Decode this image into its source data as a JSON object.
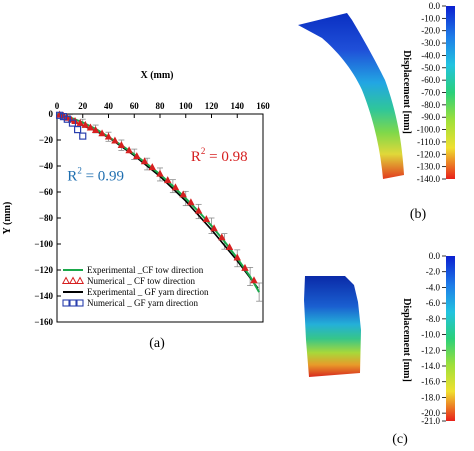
{
  "chart_data": [
    {
      "type": "scatter",
      "panel_label": "(a)",
      "title": "",
      "xlabel": "X (mm)",
      "ylabel": "Y (mm)",
      "xlim": [
        0,
        160
      ],
      "ylim": [
        -160,
        0
      ],
      "x_ticks": [
        0,
        20,
        40,
        60,
        80,
        100,
        120,
        140,
        160
      ],
      "y_ticks": [
        0,
        -20,
        -40,
        -60,
        -80,
        -100,
        -120,
        -140,
        -160
      ],
      "x_tick_labels": [
        "0",
        "20",
        "40",
        "60",
        "80",
        "100",
        "120",
        "140",
        "160"
      ],
      "y_tick_labels": [
        "0",
        "−20",
        "−40",
        "−60",
        "−80",
        "−100",
        "−120",
        "−140",
        "−160"
      ],
      "grid": false,
      "legend_position": "bottom-left",
      "annotations": [
        {
          "label": "R",
          "sup": "2",
          "value": " = 0.98",
          "color": "#d62020",
          "x": 104,
          "y": -36
        },
        {
          "label": "R",
          "sup": "2",
          "value": " = 0.99",
          "color": "#1f6fb0",
          "x": 8,
          "y": -51
        }
      ],
      "series": [
        {
          "name": "Experimental _CF tow direction",
          "kind": "line",
          "color": "#1aa84a",
          "x": [
            0,
            10,
            20,
            30,
            40,
            50,
            60,
            70,
            80,
            90,
            100,
            110,
            120,
            130,
            140,
            150,
            157
          ],
          "y": [
            0,
            -2.5,
            -6.5,
            -11.5,
            -17.5,
            -24,
            -31,
            -38.5,
            -46.5,
            -55.5,
            -65,
            -75,
            -86,
            -98,
            -111,
            -125,
            -137
          ],
          "error": [
            0,
            2,
            2.5,
            3,
            3.5,
            4,
            4,
            4.5,
            5,
            5,
            5.5,
            5.5,
            6,
            6,
            6.5,
            7,
            7
          ]
        },
        {
          "name": "Numerical _ CF tow direction",
          "kind": "marker",
          "marker": "triangle",
          "color": "#d62020",
          "x": [
            2,
            5,
            8,
            11,
            14,
            18,
            22,
            26,
            30,
            35,
            40,
            45,
            50,
            56,
            62,
            68,
            74,
            80,
            86,
            92,
            98,
            104,
            110,
            116,
            122,
            128,
            134,
            140,
            146,
            153
          ],
          "y": [
            -0.5,
            -1.5,
            -3,
            -4.5,
            -5.5,
            -7,
            -8.5,
            -10.5,
            -12.5,
            -15,
            -17.5,
            -20.5,
            -24,
            -28,
            -32.5,
            -36.5,
            -41,
            -46,
            -51,
            -56.5,
            -62,
            -68,
            -74.5,
            -81,
            -88,
            -95,
            -102.5,
            -110.5,
            -118.5,
            -128
          ]
        },
        {
          "name": "Experimental _ GF yarn direction",
          "kind": "line",
          "color": "#000000",
          "x": [
            0,
            5,
            10,
            15,
            20,
            25,
            30,
            40,
            60,
            80,
            100,
            120,
            140,
            150,
            156
          ],
          "y": [
            0,
            -2,
            -4,
            -6.5,
            -9,
            -11,
            -13,
            -18,
            -32,
            -48,
            -67,
            -89,
            -113,
            -126,
            -134
          ]
        },
        {
          "name": "Numerical _ GF yarn direction",
          "kind": "marker",
          "marker": "square",
          "color": "#2a3fae",
          "x": [
            2,
            5,
            8,
            12,
            16,
            20
          ],
          "y": [
            -1,
            -2,
            -4,
            -7,
            -12,
            -17
          ]
        }
      ]
    },
    {
      "type": "heatmap",
      "panel_label": "(b)",
      "title": "",
      "colorbar_label": "Displacement [mm]",
      "colorbar_range": [
        -140,
        0
      ],
      "colorbar_ticks": [
        "0.0",
        "-10.0",
        "-20.0",
        "-30.0",
        "-40.0",
        "-50.0",
        "-60.0",
        "-70.0",
        "-80.0",
        "-90.0",
        "-100.0",
        "-110.0",
        "-120.0",
        "-130.0",
        "-140.0"
      ],
      "colors": [
        "#0033cc",
        "#2ab5e0",
        "#4ed06a",
        "#e0e040",
        "#e03020"
      ]
    },
    {
      "type": "heatmap",
      "panel_label": "(c)",
      "title": "",
      "colorbar_label": "Displacement [mm]",
      "colorbar_range": [
        -21,
        0
      ],
      "colorbar_ticks": [
        "0.0",
        "-2.0",
        "-4.0",
        "-6.0",
        "-8.0",
        "-10.0",
        "-12.0",
        "-14.0",
        "-16.0",
        "-18.0",
        "-20.0",
        "-21.0"
      ],
      "colors": [
        "#0033cc",
        "#2ab5e0",
        "#4ed06a",
        "#e0e040",
        "#e03020"
      ]
    }
  ]
}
***
WORK REQUIRED
All of the data above should be quoted exactly, except for the pictures.

TASK RESPONSE
Decode this image into its source data as a JSON object.
{
  "chart_data": [
    {
      "type": "scatter",
      "panel_label": "(a)",
      "title": "",
      "xlabel": "X (mm)",
      "ylabel": "Y (mm)",
      "xlim": [
        0,
        160
      ],
      "ylim": [
        -160,
        0
      ],
      "x_ticks": [
        0,
        20,
        40,
        60,
        80,
        100,
        120,
        140,
        160
      ],
      "y_ticks": [
        0,
        -20,
        -40,
        -60,
        -80,
        -100,
        -120,
        -140,
        -160
      ],
      "x_tick_labels": [
        "0",
        "20",
        "40",
        "60",
        "80",
        "100",
        "120",
        "140",
        "160"
      ],
      "y_tick_labels": [
        "0",
        "−20",
        "−40",
        "−60",
        "−80",
        "−100",
        "−120",
        "−140",
        "−160"
      ],
      "grid": false,
      "legend_position": "bottom-left",
      "annotations": [
        {
          "label": "R",
          "sup": "2",
          "value": " = 0.98",
          "color": "#d62020",
          "x": 104,
          "y": -36
        },
        {
          "label": "R",
          "sup": "2",
          "value": " = 0.99",
          "color": "#1f6fb0",
          "x": 8,
          "y": -51
        }
      ],
      "series": [
        {
          "name": "Experimental _CF tow direction",
          "kind": "line",
          "color": "#1aa84a",
          "x": [
            0,
            10,
            20,
            30,
            40,
            50,
            60,
            70,
            80,
            90,
            100,
            110,
            120,
            130,
            140,
            150,
            157
          ],
          "y": [
            0,
            -2.5,
            -6.5,
            -11.5,
            -17.5,
            -24,
            -31,
            -38.5,
            -46.5,
            -55.5,
            -65,
            -75,
            -86,
            -98,
            -111,
            -125,
            -137
          ],
          "error": [
            0,
            2,
            2.5,
            3,
            3.5,
            4,
            4,
            4.5,
            5,
            5,
            5.5,
            5.5,
            6,
            6,
            6.5,
            7,
            7
          ]
        },
        {
          "name": "Numerical _ CF tow direction",
          "kind": "marker",
          "marker": "triangle",
          "color": "#d62020",
          "x": [
            2,
            5,
            8,
            11,
            14,
            18,
            22,
            26,
            30,
            35,
            40,
            45,
            50,
            56,
            62,
            68,
            74,
            80,
            86,
            92,
            98,
            104,
            110,
            116,
            122,
            128,
            134,
            140,
            146,
            153
          ],
          "y": [
            -0.5,
            -1.5,
            -3,
            -4.5,
            -5.5,
            -7,
            -8.5,
            -10.5,
            -12.5,
            -15,
            -17.5,
            -20.5,
            -24,
            -28,
            -32.5,
            -36.5,
            -41,
            -46,
            -51,
            -56.5,
            -62,
            -68,
            -74.5,
            -81,
            -88,
            -95,
            -102.5,
            -110.5,
            -118.5,
            -128
          ]
        },
        {
          "name": "Experimental _ GF yarn direction",
          "kind": "line",
          "color": "#000000",
          "x": [
            0,
            5,
            10,
            15,
            20,
            25,
            30,
            40,
            60,
            80,
            100,
            120,
            140,
            150,
            156
          ],
          "y": [
            0,
            -2,
            -4,
            -6.5,
            -9,
            -11,
            -13,
            -18,
            -32,
            -48,
            -67,
            -89,
            -113,
            -126,
            -134
          ]
        },
        {
          "name": "Numerical _ GF yarn direction",
          "kind": "marker",
          "marker": "square",
          "color": "#2a3fae",
          "x": [
            2,
            5,
            8,
            12,
            16,
            20
          ],
          "y": [
            -1,
            -2,
            -4,
            -7,
            -12,
            -17
          ]
        }
      ]
    },
    {
      "type": "heatmap",
      "panel_label": "(b)",
      "title": "",
      "colorbar_label": "Displacement [mm]",
      "colorbar_range": [
        -140,
        0
      ],
      "colorbar_ticks": [
        "0.0",
        "-10.0",
        "-20.0",
        "-30.0",
        "-40.0",
        "-50.0",
        "-60.0",
        "-70.0",
        "-80.0",
        "-90.0",
        "-100.0",
        "-110.0",
        "-120.0",
        "-130.0",
        "-140.0"
      ],
      "colors": [
        "#0033cc",
        "#2ab5e0",
        "#4ed06a",
        "#e0e040",
        "#e03020"
      ]
    },
    {
      "type": "heatmap",
      "panel_label": "(c)",
      "title": "",
      "colorbar_label": "Displacement [mm]",
      "colorbar_range": [
        -21,
        0
      ],
      "colorbar_ticks": [
        "0.0",
        "-2.0",
        "-4.0",
        "-6.0",
        "-8.0",
        "-10.0",
        "-12.0",
        "-14.0",
        "-16.0",
        "-18.0",
        "-20.0",
        "-21.0"
      ],
      "colors": [
        "#0033cc",
        "#2ab5e0",
        "#4ed06a",
        "#e0e040",
        "#e03020"
      ]
    }
  ]
}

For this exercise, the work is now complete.